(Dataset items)
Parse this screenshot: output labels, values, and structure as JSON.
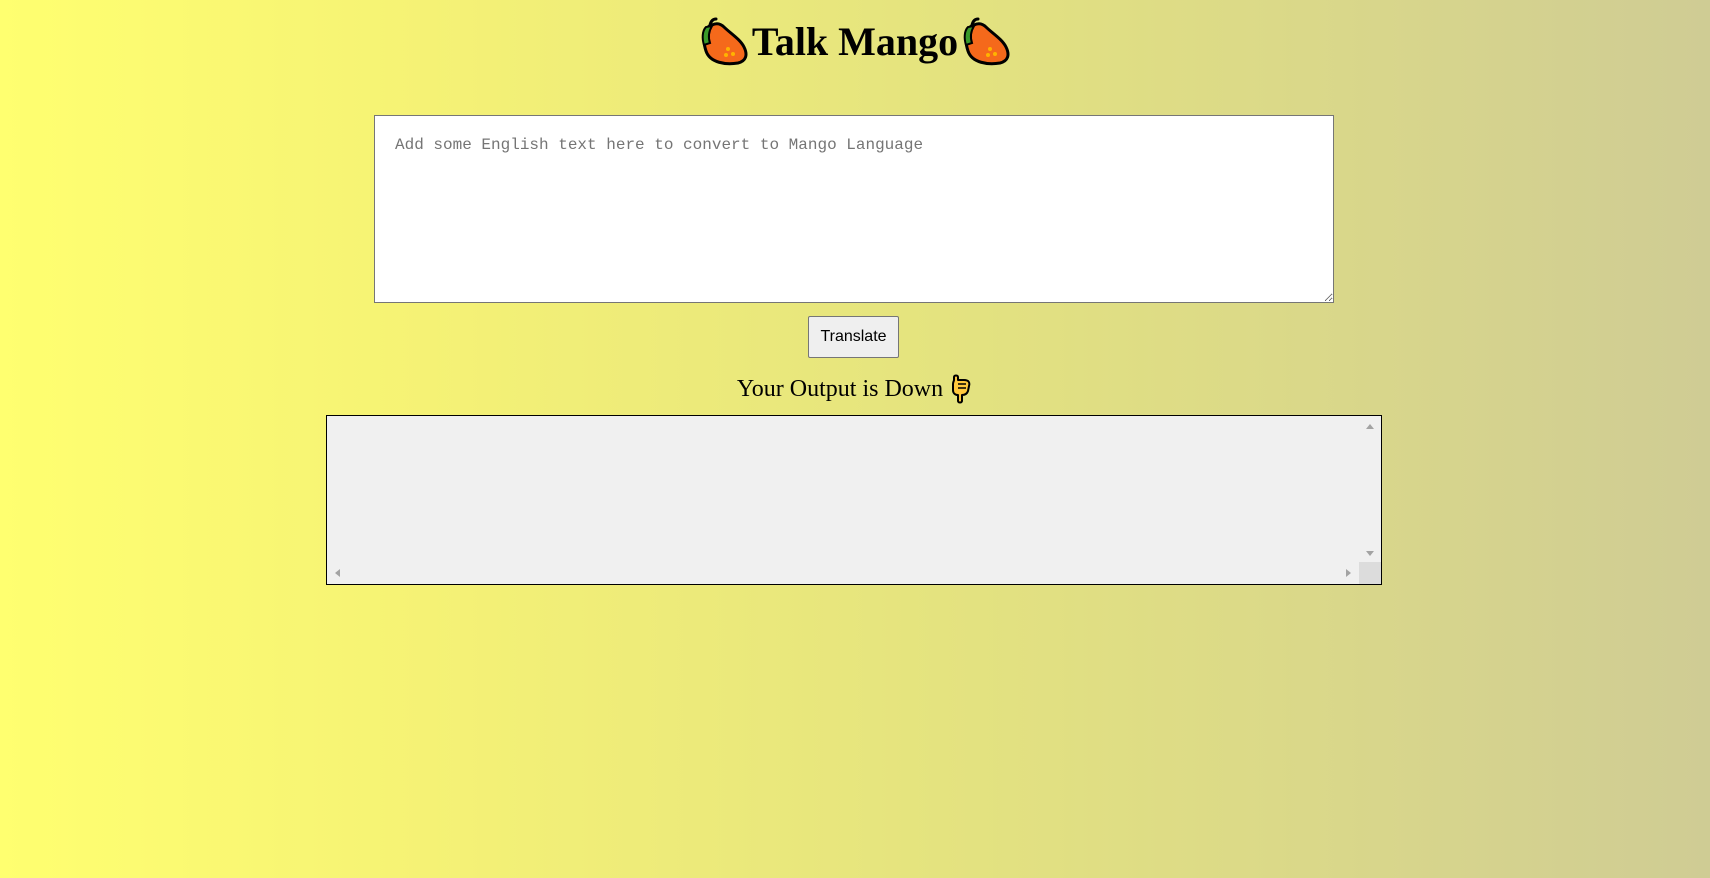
{
  "header": {
    "title": "Talk Mango",
    "left_icon": "mango-icon",
    "right_icon": "mango-icon"
  },
  "input": {
    "placeholder": "Add some English text here to convert to Mango Language",
    "value": ""
  },
  "translate_button": {
    "label": "Translate"
  },
  "output": {
    "heading": "Your Output is Down",
    "heading_icon": "pointing-down-icon",
    "text": ""
  },
  "colors": {
    "background_start": "#ffff70",
    "background_end": "#cfcc94",
    "mango_orange": "#f5691b",
    "mango_leaf": "#3a9a2a",
    "output_bg": "#f0f0f0"
  }
}
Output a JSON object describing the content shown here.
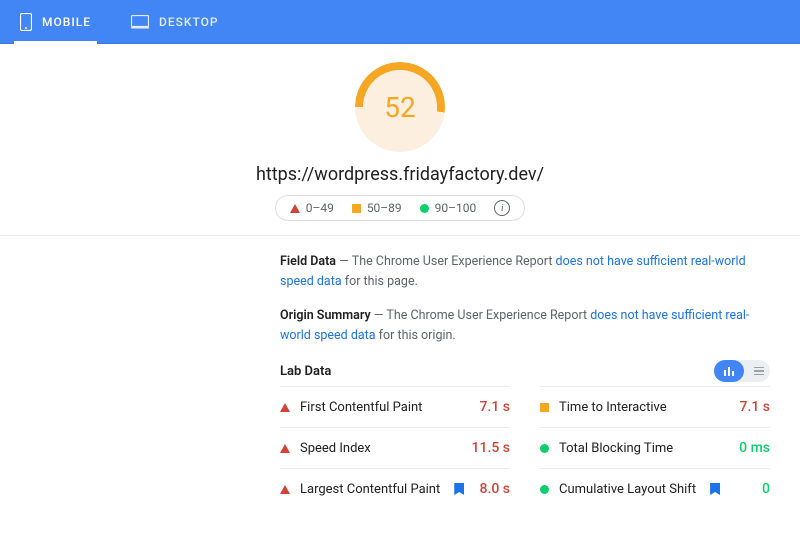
{
  "tabs": {
    "mobile": "MOBILE",
    "desktop": "DESKTOP"
  },
  "score": 52,
  "url": "https://wordpress.fridayfactory.dev/",
  "legend": {
    "poor": "0–49",
    "avg": "50–89",
    "good": "90–100"
  },
  "field": {
    "label": "Field Data",
    "prefix": " — The Chrome User Experience Report ",
    "link": "does not have sufficient real-world speed data",
    "suffix": " for this page."
  },
  "origin": {
    "label": "Origin Summary",
    "prefix": " — The Chrome User Experience Report ",
    "link": "does not have sufficient real-world speed data",
    "suffix": " for this origin."
  },
  "lab": {
    "title": "Lab Data"
  },
  "metrics": {
    "fcp": {
      "label": "First Contentful Paint",
      "value": "7.1 s"
    },
    "si": {
      "label": "Speed Index",
      "value": "11.5 s"
    },
    "lcp": {
      "label": "Largest Contentful Paint",
      "value": "8.0 s"
    },
    "tti": {
      "label": "Time to Interactive",
      "value": "7.1 s"
    },
    "tbt": {
      "label": "Total Blocking Time",
      "value": "0 ms"
    },
    "cls": {
      "label": "Cumulative Layout Shift",
      "value": "0"
    }
  }
}
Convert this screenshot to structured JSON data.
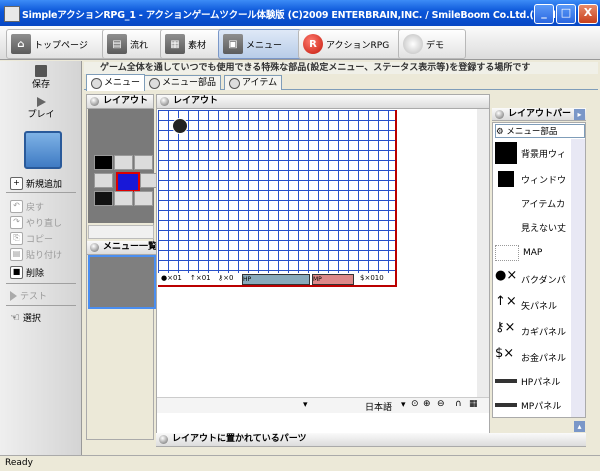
{
  "window": {
    "title": "SimpleアクションRPG_1 - アクションゲームツクール体験版 (C)2009 ENTERBRAIN,INC. / SmileBoom Co.Ltd.(Trial-1...",
    "minimize": "_",
    "maximize": "□",
    "close": "X"
  },
  "toolbar": {
    "items": [
      {
        "label": "トップページ"
      },
      {
        "label": "流れ"
      },
      {
        "label": "素材"
      },
      {
        "label": "メニュー"
      },
      {
        "label": "アクションRPG"
      },
      {
        "label": "デモ"
      }
    ]
  },
  "sidebar": {
    "save": "保存",
    "play": "プレイ",
    "add_new": "新規追加",
    "edit_items": [
      "戻す",
      "やり直し",
      "コピー",
      "貼り付け"
    ],
    "delete": "削除",
    "test": "テスト",
    "select": "選択"
  },
  "header": {
    "description": "ゲーム全体を通していつでも使用できる特殊な部品(設定メニュー、ステータス表示等)を登録する場所です"
  },
  "tabs": [
    "メニュー",
    "メニュー部品",
    "アイテム"
  ],
  "left_panel": {
    "title": "レイアウト",
    "menu_list_title": "メニュー一覧"
  },
  "main_panel": {
    "title": "レイアウト",
    "gauges": [
      "HP",
      "MP"
    ],
    "language": "日本語",
    "lower_title": "レイアウトに置かれているパーツ"
  },
  "right_panel": {
    "title": "レイアウトパー",
    "tab": "メニュー部品",
    "items": [
      {
        "label": "背景用ウィ",
        "swatch": "#000000"
      },
      {
        "label": "ウィンドウ",
        "swatch": "#000000"
      },
      {
        "label": "アイテムカ",
        "swatch": ""
      },
      {
        "label": "見えない丈",
        "swatch": ""
      },
      {
        "label": "MAP",
        "swatch": ""
      },
      {
        "label": "バクダンパ",
        "swatch": "icon"
      },
      {
        "label": "矢パネル",
        "swatch": "icon"
      },
      {
        "label": "カギパネル",
        "swatch": "icon"
      },
      {
        "label": "お金パネル",
        "swatch": "icon"
      },
      {
        "label": "HPパネル",
        "swatch": "bar"
      },
      {
        "label": "MPパネル",
        "swatch": "bar"
      }
    ]
  },
  "status": {
    "text": "Ready"
  }
}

**Task details:**
Count the lines that hold the string "JSON" and state that number alone.

**Completed exercise:**
3